> _WORK REQUIRED_
Wherever a line holds the word "Nelder", copy that line out.

Records about charts and figures
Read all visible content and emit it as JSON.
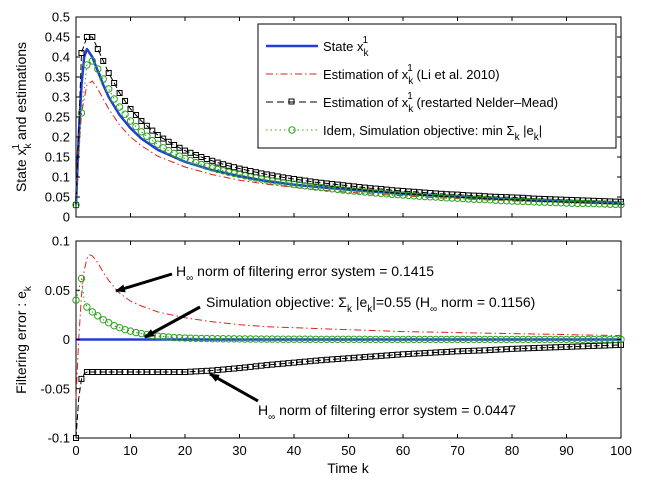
{
  "colors": {
    "state": "#1f3fd6",
    "li": "#e0201b",
    "nm": "#000000",
    "idem": "#2ea31e"
  },
  "chart_data": [
    {
      "type": "line",
      "ylabel": "State x_k^1 and estimations",
      "xlim": [
        0,
        100
      ],
      "ylim": [
        0,
        0.5
      ],
      "xticks": [
        "0",
        "10",
        "20",
        "30",
        "40",
        "50",
        "60",
        "70",
        "80",
        "90",
        "100"
      ],
      "yticks": [
        "0",
        "0.05",
        "0.1",
        "0.15",
        "0.2",
        "0.25",
        "0.3",
        "0.35",
        "0.4",
        "0.45",
        "0.5"
      ],
      "legend": [
        {
          "name": "State x",
          "sub": "k",
          "sup": "1",
          "rest": ""
        },
        {
          "name": "Estimation of x",
          "sub": "k",
          "sup": "1",
          "rest": " (Li et al. 2010)"
        },
        {
          "name": "Estimation of x",
          "sub": "k",
          "sup": "1",
          "rest": " (restarted Nelder–Mead)"
        },
        {
          "name": "Idem, Simulation objective: min Σ",
          "sub": "k",
          "sup": "",
          "rest": " |e",
          "sub2": "k",
          "rest2": "|"
        }
      ],
      "series": [
        {
          "name": "State x_k^1",
          "style": "state",
          "x": [
            0,
            0.5,
            1,
            1.5,
            2,
            3,
            4,
            5,
            6,
            8,
            10,
            12,
            15,
            20,
            25,
            30,
            35,
            40,
            45,
            50,
            55,
            60,
            65,
            70,
            75,
            80,
            85,
            90,
            95,
            100
          ],
          "y": [
            0.03,
            0.2,
            0.33,
            0.4,
            0.42,
            0.4,
            0.365,
            0.33,
            0.3,
            0.255,
            0.222,
            0.196,
            0.168,
            0.138,
            0.117,
            0.102,
            0.09,
            0.081,
            0.074,
            0.068,
            0.063,
            0.058,
            0.054,
            0.051,
            0.048,
            0.045,
            0.042,
            0.04,
            0.038,
            0.036
          ]
        },
        {
          "name": "Estimation of x_k^1 (Li et al. 2010)",
          "style": "li",
          "x": [
            0,
            0.5,
            1,
            2,
            3,
            4,
            5,
            6,
            8,
            10,
            12,
            15,
            20,
            25,
            30,
            35,
            40,
            45,
            50,
            55,
            60,
            65,
            70,
            75,
            80,
            85,
            90,
            95,
            100
          ],
          "y": [
            0.05,
            0.16,
            0.26,
            0.33,
            0.34,
            0.32,
            0.295,
            0.27,
            0.23,
            0.2,
            0.178,
            0.152,
            0.125,
            0.106,
            0.092,
            0.082,
            0.074,
            0.067,
            0.062,
            0.057,
            0.053,
            0.049,
            0.046,
            0.043,
            0.041,
            0.039,
            0.037,
            0.035,
            0.033
          ]
        },
        {
          "name": "Estimation of x_k^1 (restarted Nelder-Mead)",
          "style": "nm",
          "x": [
            0,
            1,
            2,
            3,
            4,
            5,
            6,
            7,
            8,
            9,
            10,
            11,
            12,
            13,
            14,
            15,
            16,
            17,
            18,
            19,
            20,
            22,
            24,
            26,
            28,
            30,
            32,
            34,
            36,
            38,
            40,
            42,
            44,
            46,
            48,
            50,
            52,
            54,
            56,
            58,
            60,
            62,
            64,
            66,
            68,
            70,
            72,
            74,
            76,
            78,
            80,
            82,
            84,
            86,
            88,
            90,
            92,
            94,
            96,
            98,
            100
          ],
          "y": [
            0.03,
            0.41,
            0.45,
            0.45,
            0.42,
            0.39,
            0.36,
            0.335,
            0.31,
            0.29,
            0.27,
            0.255,
            0.24,
            0.228,
            0.216,
            0.205,
            0.196,
            0.188,
            0.18,
            0.173,
            0.166,
            0.155,
            0.145,
            0.136,
            0.128,
            0.121,
            0.115,
            0.109,
            0.104,
            0.099,
            0.095,
            0.091,
            0.087,
            0.084,
            0.081,
            0.078,
            0.075,
            0.072,
            0.07,
            0.067,
            0.065,
            0.063,
            0.061,
            0.059,
            0.057,
            0.056,
            0.054,
            0.053,
            0.051,
            0.05,
            0.049,
            0.048,
            0.046,
            0.045,
            0.044,
            0.043,
            0.042,
            0.041,
            0.04,
            0.039,
            0.038
          ]
        },
        {
          "name": "Idem, Simulation objective: min Sum_k |e_k|",
          "style": "idem",
          "x": [
            0,
            1,
            2,
            3,
            4,
            5,
            6,
            7,
            8,
            9,
            10,
            11,
            12,
            13,
            14,
            15,
            16,
            17,
            18,
            19,
            20,
            22,
            24,
            26,
            28,
            30,
            32,
            34,
            36,
            38,
            40,
            42,
            44,
            46,
            48,
            50,
            52,
            54,
            56,
            58,
            60,
            62,
            64,
            66,
            68,
            70,
            72,
            74,
            76,
            78,
            80,
            82,
            84,
            86,
            88,
            90,
            92,
            94,
            96,
            98,
            100
          ],
          "y": [
            0.03,
            0.26,
            0.38,
            0.39,
            0.37,
            0.345,
            0.32,
            0.295,
            0.275,
            0.257,
            0.24,
            0.226,
            0.213,
            0.202,
            0.191,
            0.182,
            0.173,
            0.166,
            0.159,
            0.152,
            0.146,
            0.136,
            0.127,
            0.119,
            0.112,
            0.106,
            0.1,
            0.095,
            0.09,
            0.086,
            0.082,
            0.078,
            0.075,
            0.072,
            0.069,
            0.066,
            0.064,
            0.061,
            0.059,
            0.057,
            0.055,
            0.053,
            0.051,
            0.05,
            0.048,
            0.047,
            0.045,
            0.044,
            0.043,
            0.041,
            0.04,
            0.039,
            0.038,
            0.037,
            0.036,
            0.035,
            0.034,
            0.034,
            0.033,
            0.032,
            0.031
          ]
        }
      ]
    },
    {
      "type": "line",
      "xlabel": "Time k",
      "ylabel": "Filtering error : e",
      "ylabel_sub": "k",
      "xlim": [
        0,
        100
      ],
      "ylim": [
        -0.1,
        0.1
      ],
      "xticks": [
        "0",
        "10",
        "20",
        "30",
        "40",
        "50",
        "60",
        "70",
        "80",
        "90",
        "100"
      ],
      "yticks": [
        "-0.1",
        "-0.05",
        "0",
        "0.05",
        "0.1"
      ],
      "annotations": [
        {
          "id": "ann1",
          "pre": "H",
          "sub": "∞",
          "post": " norm of filtering error system =  0.1415",
          "x_data": 13,
          "y_data": 0.083
        },
        {
          "id": "ann2",
          "pre": "Simulation objective: Σ",
          "sub": "k",
          "mid": " |e",
          "sub2": "k",
          "mid2": "|=0.55 (H",
          "sub3": "∞",
          "post": " norm = 0.1156)",
          "x_data": 13,
          "y_data": 0.052
        },
        {
          "id": "ann3",
          "pre": "H",
          "sub": "∞",
          "post": " norm of filtering error system = 0.0447",
          "x_data": 36,
          "y_data": -0.078
        }
      ],
      "series": [
        {
          "name": "e_k state",
          "style": "state",
          "x": [
            0,
            100
          ],
          "y": [
            0,
            0
          ]
        },
        {
          "name": "e_k Li et al. 2010",
          "style": "li",
          "x": [
            0,
            0.5,
            1,
            1.5,
            2,
            2.5,
            3,
            4,
            5,
            6,
            7,
            8,
            10,
            12,
            15,
            20,
            25,
            30,
            35,
            40,
            45,
            50,
            55,
            60,
            70,
            80,
            90,
            100
          ],
          "y": [
            -0.06,
            0.0,
            0.045,
            0.07,
            0.082,
            0.086,
            0.085,
            0.078,
            0.068,
            0.06,
            0.053,
            0.047,
            0.039,
            0.034,
            0.028,
            0.022,
            0.018,
            0.015,
            0.013,
            0.012,
            0.011,
            0.01,
            0.009,
            0.008,
            0.007,
            0.006,
            0.005,
            0.004
          ]
        },
        {
          "name": "e_k Nelder-Mead",
          "style": "nm",
          "x": [
            0,
            0.5,
            1,
            1.5,
            2,
            3,
            4,
            5,
            6,
            8,
            10,
            15,
            20,
            25,
            30,
            35,
            40,
            45,
            50,
            55,
            60,
            65,
            70,
            75,
            80,
            85,
            90,
            95,
            100
          ],
          "y": [
            -0.1,
            -0.06,
            -0.04,
            -0.035,
            -0.033,
            -0.033,
            -0.033,
            -0.033,
            -0.033,
            -0.033,
            -0.033,
            -0.033,
            -0.033,
            -0.0315,
            -0.029,
            -0.026,
            -0.0235,
            -0.021,
            -0.019,
            -0.017,
            -0.015,
            -0.0135,
            -0.012,
            -0.011,
            -0.0095,
            -0.0085,
            -0.0075,
            -0.0065,
            -0.0055
          ]
        },
        {
          "name": "e_k Idem",
          "style": "idem",
          "x": [
            0,
            1,
            1.5,
            2,
            3,
            4,
            5,
            6,
            7,
            8,
            9,
            10,
            11,
            12,
            13,
            14,
            15,
            16,
            17,
            18,
            19,
            20,
            22,
            24,
            26,
            28,
            30,
            32,
            34,
            36,
            38,
            40,
            42,
            44,
            46,
            48,
            50,
            52,
            54,
            56,
            58,
            60,
            62,
            64,
            66,
            68,
            70,
            72,
            74,
            76,
            78,
            80,
            82,
            84,
            86,
            88,
            90,
            92,
            94,
            96,
            98,
            100
          ],
          "y": [
            0.04,
            0.062,
            0.04,
            0.033,
            0.028,
            0.024,
            0.02,
            0.017,
            0.014,
            0.012,
            0.01,
            0.0085,
            0.007,
            0.006,
            0.005,
            0.004,
            0.0035,
            0.003,
            0.0025,
            0.002,
            0.0018,
            0.0015,
            0.0012,
            0.001,
            0.0008,
            0.0007,
            0.0006,
            0.0005,
            0.0004,
            0.0004,
            0.0003,
            0.0003,
            0.0003,
            0.0002,
            0.0002,
            0.0002,
            0.0002,
            0.0002,
            0.0001,
            0.0001,
            0.0001,
            0.0001,
            0.0001,
            0.0001,
            0.0001,
            0.0001,
            0.0001,
            0.0001,
            0.0001,
            0.0001,
            0.0001,
            0.0001,
            0.0001,
            0.0001,
            0.0001,
            0.0001,
            0.0001,
            0.0001,
            0.0001,
            0.0001,
            0.0001,
            0.0001
          ]
        }
      ]
    }
  ]
}
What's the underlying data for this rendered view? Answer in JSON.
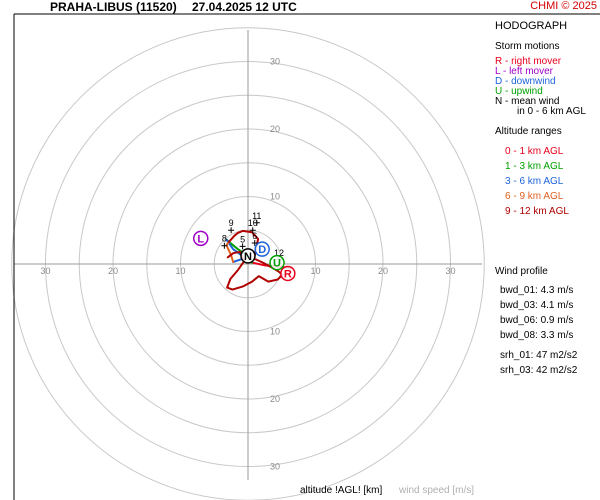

> _WRITTEN RESPONSE_
          "rest": " (restarted Nelder–Mead)"
          "name": "Estimation of x_k^1 (restarted Nelder-Mead)",
          "name": "e_k Nelder-Mead",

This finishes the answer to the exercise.